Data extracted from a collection
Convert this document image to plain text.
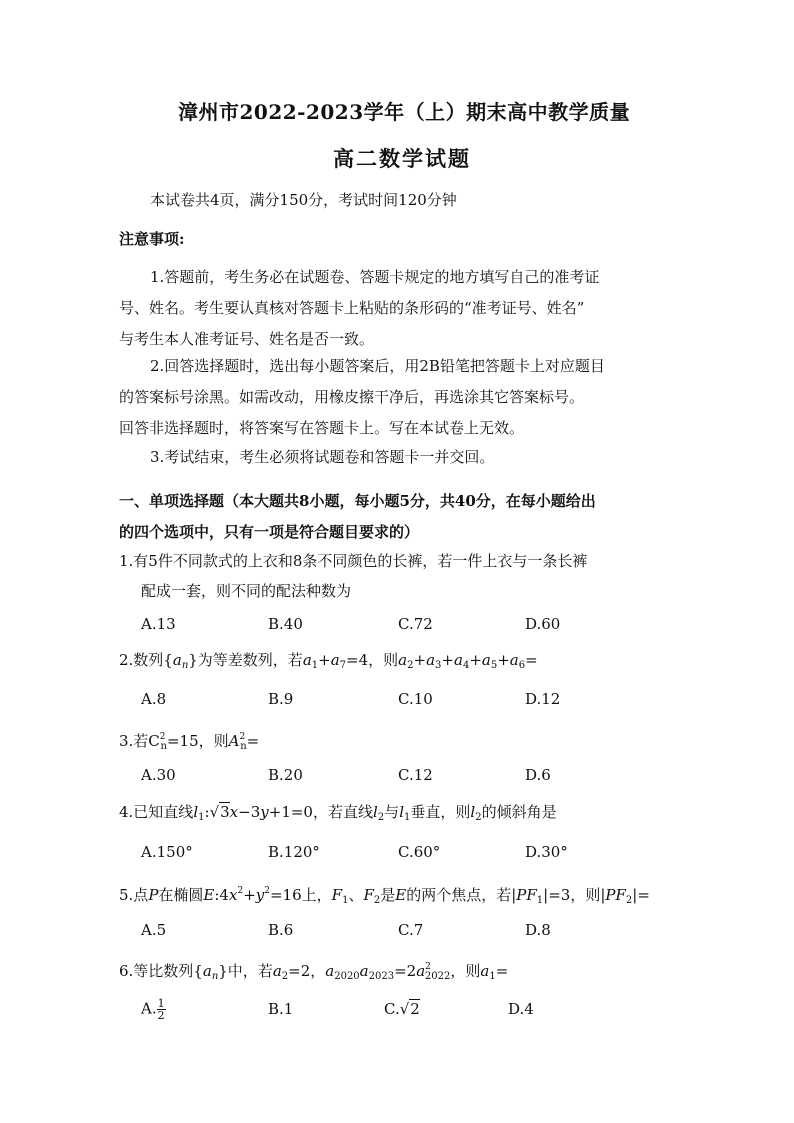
漳州市2022-2023学年（上）期末高中教学质量
高二数学试题
本试卷共4页，满分150分，考试时间120分钟
注意事项:
1.答题前，考生务必在试题卷、答题卡规定的地方填写自己的准考证
号、姓名。考生要认真核对答题卡上粘贴的条形码的“准考证号、姓名”
与考生本人准考证号、姓名是否一致。
2.回答选择题时，选出每小题答案后，用2B铅笔把答题卡上对应题目
的答案标号涂黑。如需改动，用橡皮擦干净后，再选涂其它答案标号。
回答非选择题时，将答案写在答题卡上。写在本试卷上无效。
3.考试结束，考生必须将试题卷和答题卡一并交回。
一、单项选择题（本大题共8小题，每小题5分，共40分，在每小题给出
的四个选项中，只有一项是符合题目要求的）
1.有5件不同款式的上衣和8条不同颜色的长裤，若一件上衣与一条长裤
配成一套，则不同的配法种数为
A.13	B.40	C.72	D.60
2.数列$\{a_n\}$为等差数列，若$a_1+a_7=4$，则$a_2+a_3+a_4+a_5+a_6=$
A.8	B.9	C.10	D.12
3.若$C^2_n=15$，则$A^2_n=$
A.30	B.20	C.12	D.6
4.已知直线$l_1:√3x-3y+1=0$，若直线$l_2$与$l_1$垂直，则$l_2$的倾斜角是
A.150°	B.120°	C.60°	D.30°
5.点P在椭圆$E:4x^2+y^2=16$上，$F_1$、$F_2$是E的两个焦点，若$|PF_1|=3$，则$|PF_2|=$
A.5	B.6	C.7	D.8
6.等比数列$\{a_n\}$中，若$a_2=2$，$a_{2020}a_{2023}=2a^2_{2022}$，则$a_1=$
A. $\frac{1}{2}$	B.1	C.√2	D.4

** WRITTEN REQUEST **
Your job is to transcribe the entries above exactly; skip the pictures.

** RESPONSE BELOW **
Convert this document image to plain text.
漳州市2022-2023学年（上）期末高中教学质量
高二数学试题
本试卷共4页，满分150分，考试时间120分钟
注意事项:
1.答题前，考生务必在试题卷、答题卡规定的地方填写自己的准考证
号、姓名。考生要认真核对答题卡上粘贴的条形码的“准考证号、姓名”
与考生本人准考证号、姓名是否一致。
2.回答选择题时，选出每小题答案后，用2B铅笔把答题卡上对应题目
的答案标号涂黑。如需改动，用橡皮擦干净后，再选涂其它答案标号。
回答非选择题时，将答案写在答题卡上。写在本试卷上无效。
3.考试结束，考生必须将试题卷和答题卡一并交回。
一、单项选择题（本大题共8小题，每小题5分，共40分，在每小题给出
的四个选项中，只有一项是符合题目要求的）
1.有5件不同款式的上衣和8条不同颜色的长裤，若一件上衣与一条长裤
配成一套，则不同的配法种数为
A.13	B.40	C.72	D.60
2.数列$\{a_n\}$为等差数列，若$a_1+a_7=4$，则$a_2+a_3+a_4+a_5+a_6=$
A.8	B.9	C.10	D.12
3.若$C^2_n=15$，则$A^2_n=$
A.30	B.20	C.12	D.6
4.已知直线$l_1:√3x-3y+1=0$，若直线$l_2$与$l_1$垂直，则$l_2$的倾斜角是
A.150°	B.120°	C.60°	D.30°
5.点P在椭圆$E:4x^2+y^2=16$上，$F_1$、$F_2$是E的两个焦点，若$|PF_1|=3$，则$|PF_2|=$
A.5	B.6	C.7	D.8
6.等比数列$\{a_n\}$中，若$a_2=2$，$a_{2020}a_{2023}=2a^2_{2022}$，则$a_1=$
A. $\frac{1}{2}$	B.1	C.√2	D.4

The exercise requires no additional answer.